§ **DATA FOR THE TASK**
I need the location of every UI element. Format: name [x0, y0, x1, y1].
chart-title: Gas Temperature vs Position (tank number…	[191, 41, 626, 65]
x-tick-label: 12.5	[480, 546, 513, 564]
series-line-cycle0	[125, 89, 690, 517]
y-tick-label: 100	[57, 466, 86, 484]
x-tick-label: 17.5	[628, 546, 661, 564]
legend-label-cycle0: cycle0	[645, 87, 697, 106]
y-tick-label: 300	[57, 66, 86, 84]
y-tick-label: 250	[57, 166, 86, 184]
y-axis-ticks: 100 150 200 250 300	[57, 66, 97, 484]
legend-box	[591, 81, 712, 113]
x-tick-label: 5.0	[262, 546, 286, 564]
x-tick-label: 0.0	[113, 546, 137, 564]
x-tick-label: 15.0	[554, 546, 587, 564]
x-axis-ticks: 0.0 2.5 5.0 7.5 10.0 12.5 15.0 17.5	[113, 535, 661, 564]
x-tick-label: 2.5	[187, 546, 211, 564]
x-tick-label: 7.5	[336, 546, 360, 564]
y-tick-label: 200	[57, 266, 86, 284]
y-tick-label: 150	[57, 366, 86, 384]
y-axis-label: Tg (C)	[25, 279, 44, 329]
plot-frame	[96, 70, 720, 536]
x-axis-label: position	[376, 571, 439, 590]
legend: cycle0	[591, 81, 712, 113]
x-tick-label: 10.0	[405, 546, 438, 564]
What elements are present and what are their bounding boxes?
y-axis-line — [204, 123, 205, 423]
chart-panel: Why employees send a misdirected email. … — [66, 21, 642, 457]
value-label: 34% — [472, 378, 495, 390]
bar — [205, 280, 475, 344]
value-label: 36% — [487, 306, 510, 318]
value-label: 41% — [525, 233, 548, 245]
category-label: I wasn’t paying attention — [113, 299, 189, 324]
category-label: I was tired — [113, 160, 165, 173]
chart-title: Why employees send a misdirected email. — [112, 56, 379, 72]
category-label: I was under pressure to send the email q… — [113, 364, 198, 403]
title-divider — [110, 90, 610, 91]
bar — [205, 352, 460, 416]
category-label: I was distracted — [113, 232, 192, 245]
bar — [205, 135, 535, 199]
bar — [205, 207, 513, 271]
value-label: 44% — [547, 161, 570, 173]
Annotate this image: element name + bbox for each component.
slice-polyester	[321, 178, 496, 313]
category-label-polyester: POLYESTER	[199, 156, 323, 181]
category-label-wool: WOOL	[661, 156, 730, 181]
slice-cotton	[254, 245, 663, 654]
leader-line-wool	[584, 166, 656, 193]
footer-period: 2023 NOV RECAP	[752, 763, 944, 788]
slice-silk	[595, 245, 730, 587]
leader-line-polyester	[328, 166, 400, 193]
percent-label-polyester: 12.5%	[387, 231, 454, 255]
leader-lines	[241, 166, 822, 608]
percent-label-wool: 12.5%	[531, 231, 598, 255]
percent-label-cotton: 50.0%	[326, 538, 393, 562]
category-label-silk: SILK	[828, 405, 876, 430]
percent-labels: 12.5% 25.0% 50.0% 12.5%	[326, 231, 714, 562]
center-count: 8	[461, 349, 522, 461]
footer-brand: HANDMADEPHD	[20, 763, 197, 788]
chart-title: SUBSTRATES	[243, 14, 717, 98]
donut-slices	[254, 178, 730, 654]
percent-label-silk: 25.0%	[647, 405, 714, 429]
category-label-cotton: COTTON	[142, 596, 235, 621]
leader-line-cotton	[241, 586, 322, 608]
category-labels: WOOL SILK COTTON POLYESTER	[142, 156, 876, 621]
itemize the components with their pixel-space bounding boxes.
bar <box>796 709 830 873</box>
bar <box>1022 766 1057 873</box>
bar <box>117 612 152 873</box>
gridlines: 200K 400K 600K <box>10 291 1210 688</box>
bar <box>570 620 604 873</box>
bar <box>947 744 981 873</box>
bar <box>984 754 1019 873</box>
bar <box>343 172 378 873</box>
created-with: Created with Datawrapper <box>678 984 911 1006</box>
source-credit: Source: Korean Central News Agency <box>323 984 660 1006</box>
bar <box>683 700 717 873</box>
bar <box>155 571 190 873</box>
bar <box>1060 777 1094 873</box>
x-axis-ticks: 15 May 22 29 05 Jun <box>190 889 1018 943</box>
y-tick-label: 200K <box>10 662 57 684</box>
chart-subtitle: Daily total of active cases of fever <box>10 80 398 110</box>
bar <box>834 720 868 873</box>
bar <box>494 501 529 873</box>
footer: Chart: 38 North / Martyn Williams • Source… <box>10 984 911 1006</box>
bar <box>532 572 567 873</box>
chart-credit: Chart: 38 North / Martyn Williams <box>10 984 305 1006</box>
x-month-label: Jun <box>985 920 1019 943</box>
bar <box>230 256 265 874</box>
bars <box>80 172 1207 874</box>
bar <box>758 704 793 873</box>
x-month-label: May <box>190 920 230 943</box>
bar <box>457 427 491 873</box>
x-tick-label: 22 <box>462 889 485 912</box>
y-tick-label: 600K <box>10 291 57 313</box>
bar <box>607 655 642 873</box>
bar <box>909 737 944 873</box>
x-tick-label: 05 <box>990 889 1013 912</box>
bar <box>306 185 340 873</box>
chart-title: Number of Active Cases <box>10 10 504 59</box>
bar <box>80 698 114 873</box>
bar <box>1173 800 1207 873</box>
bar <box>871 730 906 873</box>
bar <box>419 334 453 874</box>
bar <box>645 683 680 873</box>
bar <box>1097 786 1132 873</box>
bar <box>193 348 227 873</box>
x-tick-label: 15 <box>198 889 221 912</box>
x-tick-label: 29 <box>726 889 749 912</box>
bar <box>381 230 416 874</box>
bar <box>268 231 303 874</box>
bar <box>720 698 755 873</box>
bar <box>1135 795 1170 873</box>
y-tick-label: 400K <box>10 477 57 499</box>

§ **WHAT IS REQUIRED**
Pick out every line in the records above that contains the string "axis" and copy each such line in full.

§ **ANSWER TO THE TASK**
y-axis-ticks: 100 150 200 250 300	[57, 66, 97, 484]
x-axis-ticks: 0.0 2.5 5.0 7.5 10.0 12.5 15.0 17.5	[113, 535, 661, 564]
y-axis-label: Tg (C)	[25, 279, 44, 329]
x-axis-label: position	[376, 571, 439, 590]
y-axis-line — [204, 123, 205, 423]
x-axis-ticks: 15 May 22 29 05 Jun <box>190 889 1018 943</box>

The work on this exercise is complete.